Records shown:
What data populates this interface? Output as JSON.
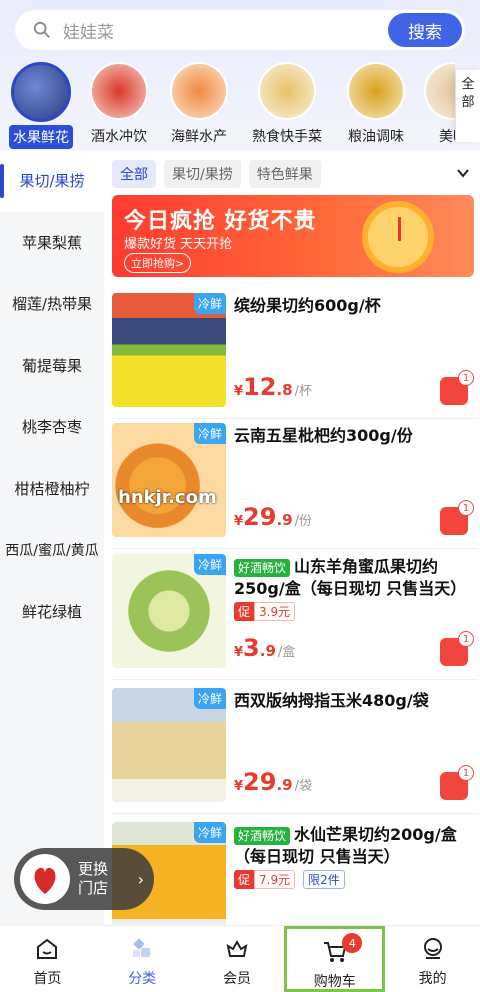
{
  "search": {
    "placeholder": "娃娃菜",
    "button": "搜索"
  },
  "categories": [
    {
      "label": "水果鲜花"
    },
    {
      "label": "酒水冲饮"
    },
    {
      "label": "海鲜水产"
    },
    {
      "label": "熟食快手菜"
    },
    {
      "label": "粮油调味"
    },
    {
      "label": "美味"
    }
  ],
  "all_categories": "全部",
  "sidebar": {
    "items": [
      {
        "label": "果切/果捞"
      },
      {
        "label": "苹果梨蕉"
      },
      {
        "label": "榴莲/热带果"
      },
      {
        "label": "葡提莓果"
      },
      {
        "label": "桃李杏枣"
      },
      {
        "label": "柑桔橙柚柠"
      },
      {
        "label": "西瓜/蜜瓜/黄瓜"
      },
      {
        "label": "鲜花绿植"
      }
    ]
  },
  "filter_tabs": [
    {
      "label": "全部"
    },
    {
      "label": "果切/果捞"
    },
    {
      "label": "特色鲜果"
    }
  ],
  "banner": {
    "title": "今日疯抢 好货不贵",
    "subtitle": "爆款好货 天天开抢",
    "cta": "立即抢购>"
  },
  "products": [
    {
      "tag": "冷鲜",
      "name": "缤纷果切约600g/杯",
      "price_int": "12",
      "price_dec": ".8",
      "unit": "/杯",
      "cart_count": "1"
    },
    {
      "tag": "冷鲜",
      "name": "云南五星枇杷约300g/份",
      "price_int": "29",
      "price_dec": ".9",
      "unit": "/份",
      "cart_count": "1"
    },
    {
      "tag": "冷鲜",
      "badge": "好酒畅饮",
      "name": "山东羊角蜜瓜果切约250g/盒（每日现切 只售当天）",
      "promo": "促",
      "promo_price": "3.9元",
      "price_int": "3",
      "price_dec": ".9",
      "unit": "/盒",
      "cart_count": "1"
    },
    {
      "tag": "冷鲜",
      "name": "西双版纳拇指玉米480g/袋",
      "price_int": "29",
      "price_dec": ".9",
      "unit": "/袋",
      "cart_count": "1"
    },
    {
      "tag": "冷鲜",
      "badge": "好酒畅饮",
      "name": "水仙芒果切约200g/盒（每日现切 只售当天）",
      "promo": "促",
      "promo_price": "7.9元",
      "limit": "限2件"
    }
  ],
  "watermark": "hnkjr.com",
  "store": {
    "line1": "更换",
    "line2": "门店"
  },
  "nav": [
    {
      "label": "首页"
    },
    {
      "label": "分类"
    },
    {
      "label": "会员"
    },
    {
      "label": "购物车"
    },
    {
      "label": "我的"
    }
  ],
  "cart_badge": "4",
  "colors": {
    "accent": "#3f64e6",
    "price": "#e83a2e",
    "fresh": "#3aa5f0",
    "hot": "#27b13f"
  }
}
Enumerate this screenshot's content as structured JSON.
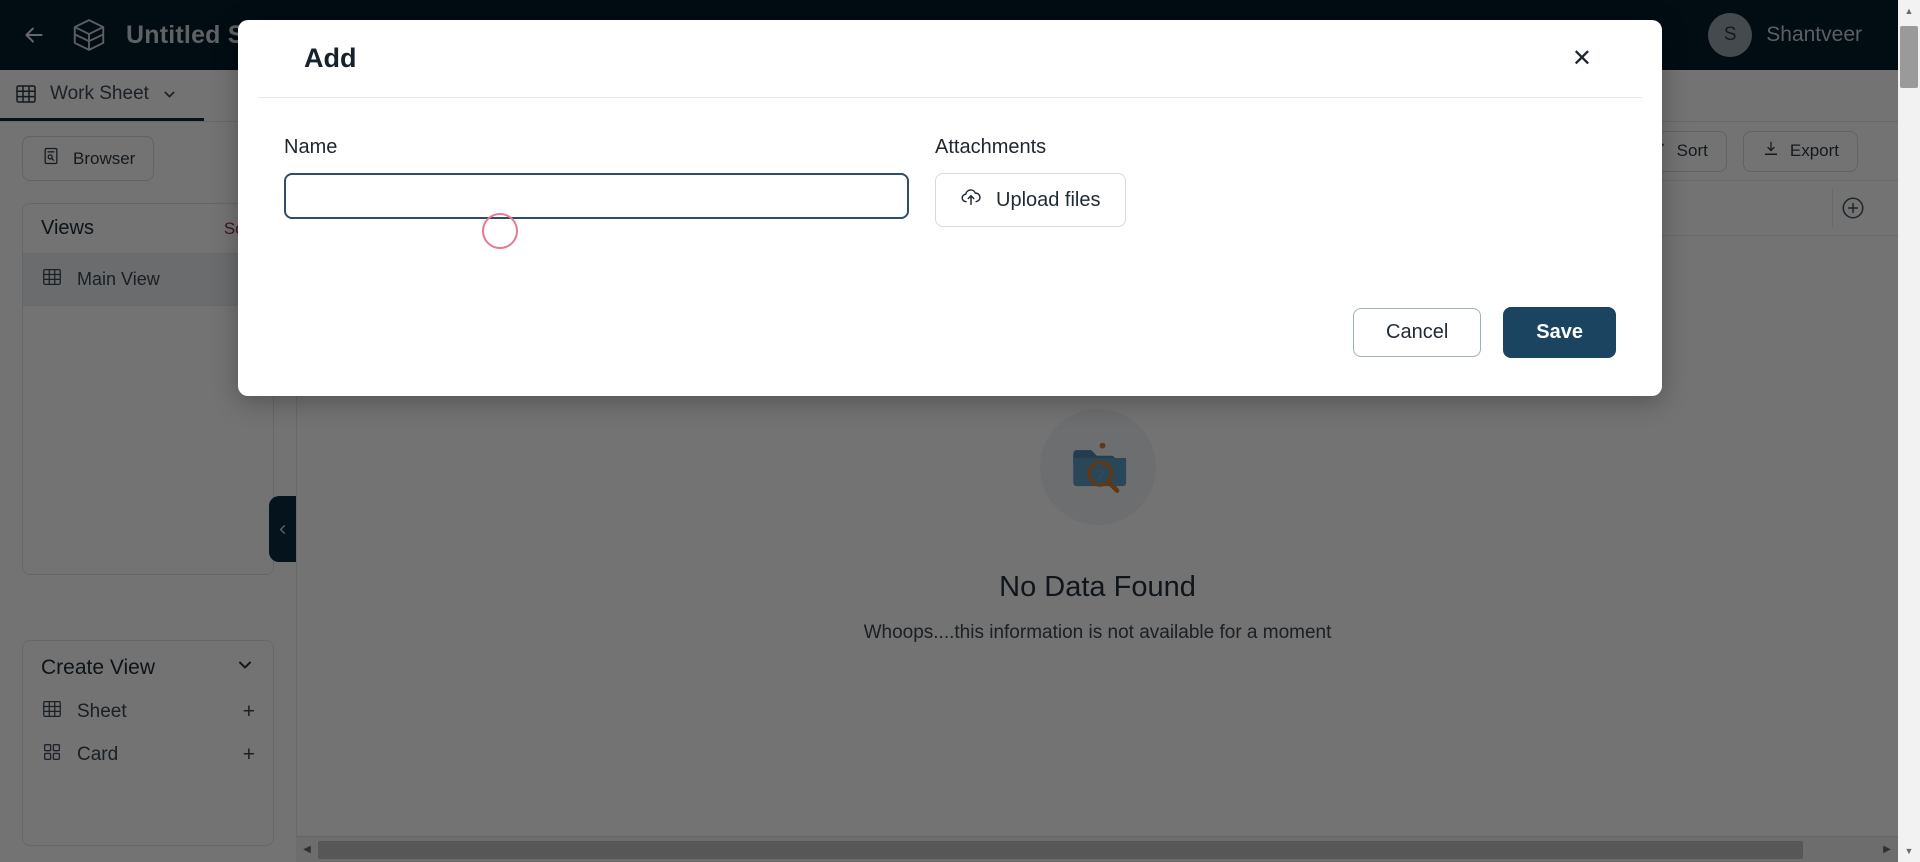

Written request: Without the pictures, repeat all the records word for word.

The result:
What data populates this interface? Output as JSON.
{
  "search": {
    "placeholder": "娃娃菜",
    "button": "搜索"
  },
  "categories": [
    {
      "label": "水果鲜花"
    },
    {
      "label": "酒水冲饮"
    },
    {
      "label": "海鲜水产"
    },
    {
      "label": "熟食快手菜"
    },
    {
      "label": "粮油调味"
    },
    {
      "label": "美味"
    }
  ],
  "all_categories": "全部",
  "sidebar": {
    "items": [
      {
        "label": "果切/果捞"
      },
      {
        "label": "苹果梨蕉"
      },
      {
        "label": "榴莲/热带果"
      },
      {
        "label": "葡提莓果"
      },
      {
        "label": "桃李杏枣"
      },
      {
        "label": "柑桔橙柚柠"
      },
      {
        "label": "西瓜/蜜瓜/黄瓜"
      },
      {
        "label": "鲜花绿植"
      }
    ]
  },
  "filter_tabs": [
    {
      "label": "全部"
    },
    {
      "label": "果切/果捞"
    },
    {
      "label": "特色鲜果"
    }
  ],
  "banner": {
    "title": "今日疯抢 好货不贵",
    "subtitle": "爆款好货 天天开抢",
    "cta": "立即抢购>"
  },
  "products": [
    {
      "tag": "冷鲜",
      "name": "缤纷果切约600g/杯",
      "price_int": "12",
      "price_dec": ".8",
      "unit": "/杯",
      "cart_count": "1"
    },
    {
      "tag": "冷鲜",
      "name": "云南五星枇杷约300g/份",
      "price_int": "29",
      "price_dec": ".9",
      "unit": "/份",
      "cart_count": "1"
    },
    {
      "tag": "冷鲜",
      "badge": "好酒畅饮",
      "name": "山东羊角蜜瓜果切约250g/盒（每日现切 只售当天）",
      "promo": "促",
      "promo_price": "3.9元",
      "price_int": "3",
      "price_dec": ".9",
      "unit": "/盒",
      "cart_count": "1"
    },
    {
      "tag": "冷鲜",
      "name": "西双版纳拇指玉米480g/袋",
      "price_int": "29",
      "price_dec": ".9",
      "unit": "/袋",
      "cart_count": "1"
    },
    {
      "tag": "冷鲜",
      "badge": "好酒畅饮",
      "name": "水仙芒果切约200g/盒（每日现切 只售当天）",
      "promo": "促",
      "promo_price": "7.9元",
      "limit": "限2件"
    }
  ],
  "watermark": "hnkjr.com",
  "store": {
    "line1": "更换",
    "line2": "门店"
  },
  "nav": [
    {
      "label": "首页"
    },
    {
      "label": "分类"
    },
    {
      "label": "会员"
    },
    {
      "label": "购物车"
    },
    {
      "label": "我的"
    }
  ],
  "cart_badge": "4",
  "colors": {
    "accent": "#3f64e6",
    "price": "#e83a2e",
    "fresh": "#3aa5f0",
    "hot": "#27b13f"
  }
}
Enumerate this screenshot's content as structured JSON.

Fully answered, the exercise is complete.